| Objective |
Print every record below exactly as written.

| Information shown |
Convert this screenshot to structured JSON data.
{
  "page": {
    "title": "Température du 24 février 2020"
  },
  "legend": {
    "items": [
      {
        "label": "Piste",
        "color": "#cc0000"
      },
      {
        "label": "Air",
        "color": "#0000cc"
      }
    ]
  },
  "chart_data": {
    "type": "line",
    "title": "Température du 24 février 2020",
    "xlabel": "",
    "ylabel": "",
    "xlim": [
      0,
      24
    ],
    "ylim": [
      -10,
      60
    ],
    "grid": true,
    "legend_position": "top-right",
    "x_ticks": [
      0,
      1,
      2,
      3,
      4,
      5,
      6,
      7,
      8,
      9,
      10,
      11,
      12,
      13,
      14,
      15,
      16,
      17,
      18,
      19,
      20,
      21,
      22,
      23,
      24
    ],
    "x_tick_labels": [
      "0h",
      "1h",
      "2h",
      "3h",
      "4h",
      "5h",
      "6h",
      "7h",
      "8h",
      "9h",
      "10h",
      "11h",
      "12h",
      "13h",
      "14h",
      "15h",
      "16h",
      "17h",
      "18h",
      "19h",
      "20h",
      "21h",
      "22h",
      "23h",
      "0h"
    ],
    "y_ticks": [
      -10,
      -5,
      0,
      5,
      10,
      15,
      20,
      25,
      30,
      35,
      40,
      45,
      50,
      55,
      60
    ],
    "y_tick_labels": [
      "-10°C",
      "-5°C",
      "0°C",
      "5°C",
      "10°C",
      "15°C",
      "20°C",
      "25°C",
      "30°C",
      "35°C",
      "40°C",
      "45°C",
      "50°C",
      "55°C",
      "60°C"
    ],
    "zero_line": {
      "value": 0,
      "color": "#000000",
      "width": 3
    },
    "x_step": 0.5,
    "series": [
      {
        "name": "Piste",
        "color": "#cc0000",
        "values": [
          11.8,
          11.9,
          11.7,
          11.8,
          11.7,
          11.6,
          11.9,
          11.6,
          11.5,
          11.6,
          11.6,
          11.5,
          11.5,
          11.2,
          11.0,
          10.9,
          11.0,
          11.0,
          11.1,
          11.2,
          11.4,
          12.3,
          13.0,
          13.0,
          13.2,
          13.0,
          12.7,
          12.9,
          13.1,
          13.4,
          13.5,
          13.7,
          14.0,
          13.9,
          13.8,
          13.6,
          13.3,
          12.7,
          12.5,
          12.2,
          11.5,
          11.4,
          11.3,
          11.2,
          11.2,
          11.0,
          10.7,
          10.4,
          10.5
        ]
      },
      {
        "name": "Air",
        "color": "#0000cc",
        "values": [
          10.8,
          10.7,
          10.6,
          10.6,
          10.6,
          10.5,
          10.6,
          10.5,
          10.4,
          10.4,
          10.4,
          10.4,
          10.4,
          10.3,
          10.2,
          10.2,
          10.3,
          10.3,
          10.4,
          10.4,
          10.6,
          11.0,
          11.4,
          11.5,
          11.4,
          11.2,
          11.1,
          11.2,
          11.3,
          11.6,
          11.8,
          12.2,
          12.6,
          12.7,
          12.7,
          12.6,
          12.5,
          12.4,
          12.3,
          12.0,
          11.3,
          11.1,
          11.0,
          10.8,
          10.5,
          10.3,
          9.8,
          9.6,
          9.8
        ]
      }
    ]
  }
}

| Response |
Convert this screenshot to structured JSON data.
{
  "page": {
    "title": "Température du 24 février 2020"
  },
  "legend": {
    "items": [
      {
        "label": "Piste",
        "color": "#cc0000"
      },
      {
        "label": "Air",
        "color": "#0000cc"
      }
    ]
  },
  "chart_data": {
    "type": "line",
    "title": "Température du 24 février 2020",
    "xlabel": "",
    "ylabel": "",
    "xlim": [
      0,
      24
    ],
    "ylim": [
      -10,
      60
    ],
    "grid": true,
    "legend_position": "top-right",
    "x_ticks": [
      0,
      1,
      2,
      3,
      4,
      5,
      6,
      7,
      8,
      9,
      10,
      11,
      12,
      13,
      14,
      15,
      16,
      17,
      18,
      19,
      20,
      21,
      22,
      23,
      24
    ],
    "x_tick_labels": [
      "0h",
      "1h",
      "2h",
      "3h",
      "4h",
      "5h",
      "6h",
      "7h",
      "8h",
      "9h",
      "10h",
      "11h",
      "12h",
      "13h",
      "14h",
      "15h",
      "16h",
      "17h",
      "18h",
      "19h",
      "20h",
      "21h",
      "22h",
      "23h",
      "0h"
    ],
    "y_ticks": [
      -10,
      -5,
      0,
      5,
      10,
      15,
      20,
      25,
      30,
      35,
      40,
      45,
      50,
      55,
      60
    ],
    "y_tick_labels": [
      "-10°C",
      "-5°C",
      "0°C",
      "5°C",
      "10°C",
      "15°C",
      "20°C",
      "25°C",
      "30°C",
      "35°C",
      "40°C",
      "45°C",
      "50°C",
      "55°C",
      "60°C"
    ],
    "zero_line": {
      "value": 0,
      "color": "#000000",
      "width": 3
    },
    "x_step": 0.5,
    "series": [
      {
        "name": "Piste",
        "color": "#cc0000",
        "values": [
          11.8,
          11.9,
          11.7,
          11.8,
          11.7,
          11.6,
          11.9,
          11.6,
          11.5,
          11.6,
          11.6,
          11.5,
          11.5,
          11.2,
          11.0,
          10.9,
          11.0,
          11.0,
          11.1,
          11.2,
          11.4,
          12.3,
          13.0,
          13.0,
          13.2,
          13.0,
          12.7,
          12.9,
          13.1,
          13.4,
          13.5,
          13.7,
          14.0,
          13.9,
          13.8,
          13.6,
          13.3,
          12.7,
          12.5,
          12.2,
          11.5,
          11.4,
          11.3,
          11.2,
          11.2,
          11.0,
          10.7,
          10.4,
          10.5
        ]
      },
      {
        "name": "Air",
        "color": "#0000cc",
        "values": [
          10.8,
          10.7,
          10.6,
          10.6,
          10.6,
          10.5,
          10.6,
          10.5,
          10.4,
          10.4,
          10.4,
          10.4,
          10.4,
          10.3,
          10.2,
          10.2,
          10.3,
          10.3,
          10.4,
          10.4,
          10.6,
          11.0,
          11.4,
          11.5,
          11.4,
          11.2,
          11.1,
          11.2,
          11.3,
          11.6,
          11.8,
          12.2,
          12.6,
          12.7,
          12.7,
          12.6,
          12.5,
          12.4,
          12.3,
          12.0,
          11.3,
          11.1,
          11.0,
          10.8,
          10.5,
          10.3,
          9.8,
          9.6,
          9.8
        ]
      }
    ]
  }
}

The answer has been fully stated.